EXERCISE REQUIREMENTS - Narrow the data below down to the lines containing "name".

— BEGIN —

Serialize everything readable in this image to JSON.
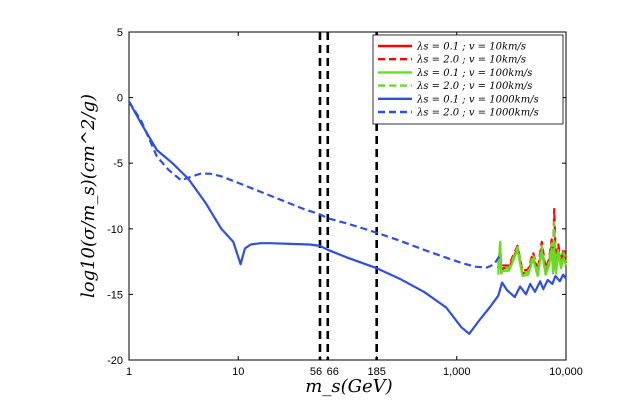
{
  "chart_data": {
    "type": "line",
    "xscale": "log",
    "xlim": [
      1,
      10000
    ],
    "ylim": [
      -20,
      5
    ],
    "xlabel": "m_s(GeV)",
    "ylabel": "log10(σ/m_s)(cm^2/g)",
    "x_ticks": [
      {
        "value": 1,
        "label": "1"
      },
      {
        "value": 10,
        "label": "10"
      },
      {
        "value": 56,
        "label": "56"
      },
      {
        "value": 66,
        "label": "66"
      },
      {
        "value": 185,
        "label": "185"
      },
      {
        "value": 1000,
        "label": "1,000"
      },
      {
        "value": 10000,
        "label": "10,000"
      }
    ],
    "y_ticks": [
      {
        "value": 5,
        "label": "5"
      },
      {
        "value": 0,
        "label": "0"
      },
      {
        "value": -5,
        "label": "-5"
      },
      {
        "value": -10,
        "label": "-10"
      },
      {
        "value": -15,
        "label": "-15"
      },
      {
        "value": -20,
        "label": "-20"
      }
    ],
    "vlines": [
      56,
      66,
      185
    ],
    "legend_position": "top-right",
    "series": [
      {
        "name": "λs = 0.1 ; v = 10km/s",
        "color": "#ff0000",
        "dash": "solid",
        "x": [
          2400,
          2500,
          2550,
          2650,
          3000,
          3300,
          3600,
          4000,
          4500,
          5000,
          5500,
          6000,
          6500,
          7000,
          7400,
          7600,
          7800,
          8100,
          8500,
          9000,
          9500,
          10000
        ],
        "y": [
          -13.0,
          -11.4,
          -13.4,
          -13.0,
          -13.0,
          -12.2,
          -11.5,
          -13.4,
          -13.3,
          -12.1,
          -13.4,
          -11.4,
          -13.3,
          -12.6,
          -11.2,
          -13.2,
          -10.9,
          -13.2,
          -11.5,
          -12.8,
          -11.9,
          -12.6
        ]
      },
      {
        "name": "λs = 2.0 ; v = 10km/s",
        "color": "#ff0000",
        "dash": "dashed",
        "x": [
          2400,
          2500,
          2550,
          2650,
          3000,
          3300,
          3600,
          4000,
          4500,
          5000,
          5500,
          6000,
          6500,
          7000,
          7400,
          7600,
          7800,
          8100,
          8500,
          9000,
          9500,
          10000
        ],
        "y": [
          -13.0,
          -11.2,
          -13.2,
          -12.8,
          -12.8,
          -12.0,
          -11.3,
          -13.2,
          -13.1,
          -11.8,
          -13.2,
          -11.0,
          -13.0,
          -12.3,
          -10.8,
          -13.0,
          -8.5,
          -13.0,
          -11.2,
          -12.5,
          -11.5,
          -12.3
        ]
      },
      {
        "name": "λs = 0.1 ; v = 100km/s",
        "color": "#66dd22",
        "dash": "solid",
        "x": [
          2400,
          2500,
          2550,
          2650,
          3000,
          3300,
          3600,
          4000,
          4500,
          5000,
          5500,
          6000,
          6500,
          7000,
          7400,
          7600,
          7800,
          8100,
          8500,
          9000,
          9500,
          10000
        ],
        "y": [
          -13.5,
          -11.0,
          -13.4,
          -13.2,
          -13.2,
          -12.4,
          -11.6,
          -13.6,
          -13.5,
          -12.3,
          -13.6,
          -11.7,
          -13.5,
          -12.8,
          -11.5,
          -13.4,
          -11.5,
          -13.4,
          -11.8,
          -13.0,
          -12.2,
          -12.8
        ]
      },
      {
        "name": "λs = 2.0 ; v = 100km/s",
        "color": "#66dd22",
        "dash": "dashed",
        "x": [
          2400,
          2500,
          2550,
          2650,
          3000,
          3300,
          3600,
          4000,
          4500,
          5000,
          5500,
          6000,
          6500,
          7000,
          7400,
          7600,
          7800,
          8100,
          8500,
          9000,
          9500,
          10000
        ],
        "y": [
          -13.2,
          -10.9,
          -13.2,
          -13.0,
          -13.0,
          -12.2,
          -11.4,
          -13.4,
          -13.3,
          -12.0,
          -13.4,
          -11.3,
          -13.3,
          -12.5,
          -11.1,
          -13.2,
          -9.5,
          -13.2,
          -11.5,
          -12.7,
          -11.8,
          -12.5
        ]
      },
      {
        "name": "λs = 0.1 ; v = 1000km/s",
        "color": "#2f4fdd",
        "dash": "solid",
        "x": [
          1,
          1.3,
          1.8,
          2.5,
          3.5,
          5,
          7,
          9,
          10.5,
          11.5,
          13,
          16,
          20,
          30,
          45,
          56,
          66,
          100,
          185,
          300,
          500,
          800,
          1100,
          1300,
          1600,
          2000,
          2400,
          2600,
          2900,
          3400,
          3800,
          4300,
          4700,
          5200,
          5800,
          6200,
          6800,
          7500,
          8000,
          8800,
          9400,
          10000
        ],
        "y": [
          -0.3,
          -2.0,
          -4.0,
          -5.0,
          -6.2,
          -8.0,
          -10.0,
          -11.0,
          -12.7,
          -11.5,
          -11.2,
          -11.1,
          -11.1,
          -11.15,
          -11.2,
          -11.3,
          -11.6,
          -12.2,
          -13.0,
          -13.8,
          -14.8,
          -16.0,
          -17.5,
          -18.0,
          -17.0,
          -16.0,
          -15.1,
          -14.1,
          -14.7,
          -15.2,
          -14.4,
          -15.0,
          -14.2,
          -14.8,
          -14.0,
          -14.6,
          -13.9,
          -14.2,
          -13.6,
          -14.0,
          -13.5,
          -13.8
        ]
      },
      {
        "name": "λs = 2.0 ; v = 1000km/s",
        "color": "#2f4fdd",
        "dash": "dashed",
        "x": [
          1,
          1.3,
          1.8,
          2.3,
          3,
          3.8,
          4.5,
          5.5,
          7,
          10,
          20,
          40,
          56,
          66,
          100,
          185,
          300,
          500,
          800,
          1100,
          1500,
          1900,
          2200,
          2400,
          2600
        ],
        "y": [
          -0.3,
          -1.8,
          -4.5,
          -5.5,
          -6.3,
          -6.0,
          -5.8,
          -5.8,
          -6.0,
          -6.5,
          -7.5,
          -8.5,
          -8.9,
          -9.2,
          -9.6,
          -10.3,
          -10.9,
          -11.6,
          -12.2,
          -12.6,
          -12.9,
          -12.95,
          -12.7,
          -12.2,
          -12.0
        ]
      }
    ]
  }
}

— END —

EXPECTED ANSWER -
        "name": "λs = 0.1 ; v = 10km/s",
        "name": "λs = 2.0 ; v = 10km/s",
        "name": "λs = 0.1 ; v = 100km/s",
        "name": "λs = 2.0 ; v = 100km/s",
        "name": "λs = 0.1 ; v = 1000km/s",
        "name": "λs = 2.0 ; v = 1000km/s",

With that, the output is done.